▶ [EXERCISE PROMPT]: Are you able to retype all the records below exactly?

▶ [RECORD EXCERPTS]:
-------------------------

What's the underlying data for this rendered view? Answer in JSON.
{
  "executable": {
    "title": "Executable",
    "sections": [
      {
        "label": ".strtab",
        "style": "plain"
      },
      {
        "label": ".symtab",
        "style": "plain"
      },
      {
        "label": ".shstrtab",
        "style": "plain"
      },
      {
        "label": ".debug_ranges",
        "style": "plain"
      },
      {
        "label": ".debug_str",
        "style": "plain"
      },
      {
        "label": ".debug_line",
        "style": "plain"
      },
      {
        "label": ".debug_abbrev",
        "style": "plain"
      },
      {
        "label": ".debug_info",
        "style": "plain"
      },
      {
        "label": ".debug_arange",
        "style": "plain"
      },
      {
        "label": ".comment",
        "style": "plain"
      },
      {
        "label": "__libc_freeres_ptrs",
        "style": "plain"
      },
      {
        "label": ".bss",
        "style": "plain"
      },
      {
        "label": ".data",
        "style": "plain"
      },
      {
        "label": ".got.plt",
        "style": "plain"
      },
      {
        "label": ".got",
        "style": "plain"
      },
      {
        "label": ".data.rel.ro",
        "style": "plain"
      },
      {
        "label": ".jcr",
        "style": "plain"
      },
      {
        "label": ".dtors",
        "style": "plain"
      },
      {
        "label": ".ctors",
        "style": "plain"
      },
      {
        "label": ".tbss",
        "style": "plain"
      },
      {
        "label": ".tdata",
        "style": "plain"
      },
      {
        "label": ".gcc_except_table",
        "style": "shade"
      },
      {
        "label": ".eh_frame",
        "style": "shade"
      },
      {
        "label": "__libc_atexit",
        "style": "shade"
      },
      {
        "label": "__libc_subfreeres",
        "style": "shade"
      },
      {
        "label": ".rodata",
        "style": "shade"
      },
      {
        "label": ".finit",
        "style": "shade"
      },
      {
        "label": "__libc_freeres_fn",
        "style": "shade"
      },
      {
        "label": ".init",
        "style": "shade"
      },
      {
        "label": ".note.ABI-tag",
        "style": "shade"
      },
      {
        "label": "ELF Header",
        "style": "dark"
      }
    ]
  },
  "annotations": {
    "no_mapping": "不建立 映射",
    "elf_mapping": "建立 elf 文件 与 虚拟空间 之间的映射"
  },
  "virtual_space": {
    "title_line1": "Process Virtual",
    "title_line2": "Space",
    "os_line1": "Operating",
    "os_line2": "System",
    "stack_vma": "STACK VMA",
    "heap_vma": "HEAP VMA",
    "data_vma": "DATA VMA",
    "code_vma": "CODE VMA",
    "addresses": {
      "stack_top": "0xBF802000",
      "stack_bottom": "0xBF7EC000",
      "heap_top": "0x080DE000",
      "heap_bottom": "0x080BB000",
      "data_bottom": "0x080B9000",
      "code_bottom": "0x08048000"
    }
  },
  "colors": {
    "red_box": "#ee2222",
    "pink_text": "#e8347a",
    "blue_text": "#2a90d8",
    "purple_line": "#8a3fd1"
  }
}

-------------------------

▶ [EXPECTED ANSWER]:
What's the underlying data for this rendered view? Answer in JSON.
{
  "executable": {
    "title": "Executable",
    "sections": [
      {
        "label": ".strtab",
        "style": "plain"
      },
      {
        "label": ".symtab",
        "style": "plain"
      },
      {
        "label": ".shstrtab",
        "style": "plain"
      },
      {
        "label": ".debug_ranges",
        "style": "plain"
      },
      {
        "label": ".debug_str",
        "style": "plain"
      },
      {
        "label": ".debug_line",
        "style": "plain"
      },
      {
        "label": ".debug_abbrev",
        "style": "plain"
      },
      {
        "label": ".debug_info",
        "style": "plain"
      },
      {
        "label": ".debug_arange",
        "style": "plain"
      },
      {
        "label": ".comment",
        "style": "plain"
      },
      {
        "label": "__libc_freeres_ptrs",
        "style": "plain"
      },
      {
        "label": ".bss",
        "style": "plain"
      },
      {
        "label": ".data",
        "style": "plain"
      },
      {
        "label": ".got.plt",
        "style": "plain"
      },
      {
        "label": ".got",
        "style": "plain"
      },
      {
        "label": ".data.rel.ro",
        "style": "plain"
      },
      {
        "label": ".jcr",
        "style": "plain"
      },
      {
        "label": ".dtors",
        "style": "plain"
      },
      {
        "label": ".ctors",
        "style": "plain"
      },
      {
        "label": ".tbss",
        "style": "plain"
      },
      {
        "label": ".tdata",
        "style": "plain"
      },
      {
        "label": ".gcc_except_table",
        "style": "shade"
      },
      {
        "label": ".eh_frame",
        "style": "shade"
      },
      {
        "label": "__libc_atexit",
        "style": "shade"
      },
      {
        "label": "__libc_subfreeres",
        "style": "shade"
      },
      {
        "label": ".rodata",
        "style": "shade"
      },
      {
        "label": ".finit",
        "style": "shade"
      },
      {
        "label": "__libc_freeres_fn",
        "style": "shade"
      },
      {
        "label": ".init",
        "style": "shade"
      },
      {
        "label": ".note.ABI-tag",
        "style": "shade"
      },
      {
        "label": "ELF Header",
        "style": "dark"
      }
    ]
  },
  "annotations": {
    "no_mapping": "不建立 映射",
    "elf_mapping": "建立 elf 文件 与 虚拟空间 之间的映射"
  },
  "virtual_space": {
    "title_line1": "Process Virtual",
    "title_line2": "Space",
    "os_line1": "Operating",
    "os_line2": "System",
    "stack_vma": "STACK VMA",
    "heap_vma": "HEAP VMA",
    "data_vma": "DATA VMA",
    "code_vma": "CODE VMA",
    "addresses": {
      "stack_top": "0xBF802000",
      "stack_bottom": "0xBF7EC000",
      "heap_top": "0x080DE000",
      "heap_bottom": "0x080BB000",
      "data_bottom": "0x080B9000",
      "code_bottom": "0x08048000"
    }
  },
  "colors": {
    "red_box": "#ee2222",
    "pink_text": "#e8347a",
    "blue_text": "#2a90d8",
    "purple_line": "#8a3fd1"
  }
}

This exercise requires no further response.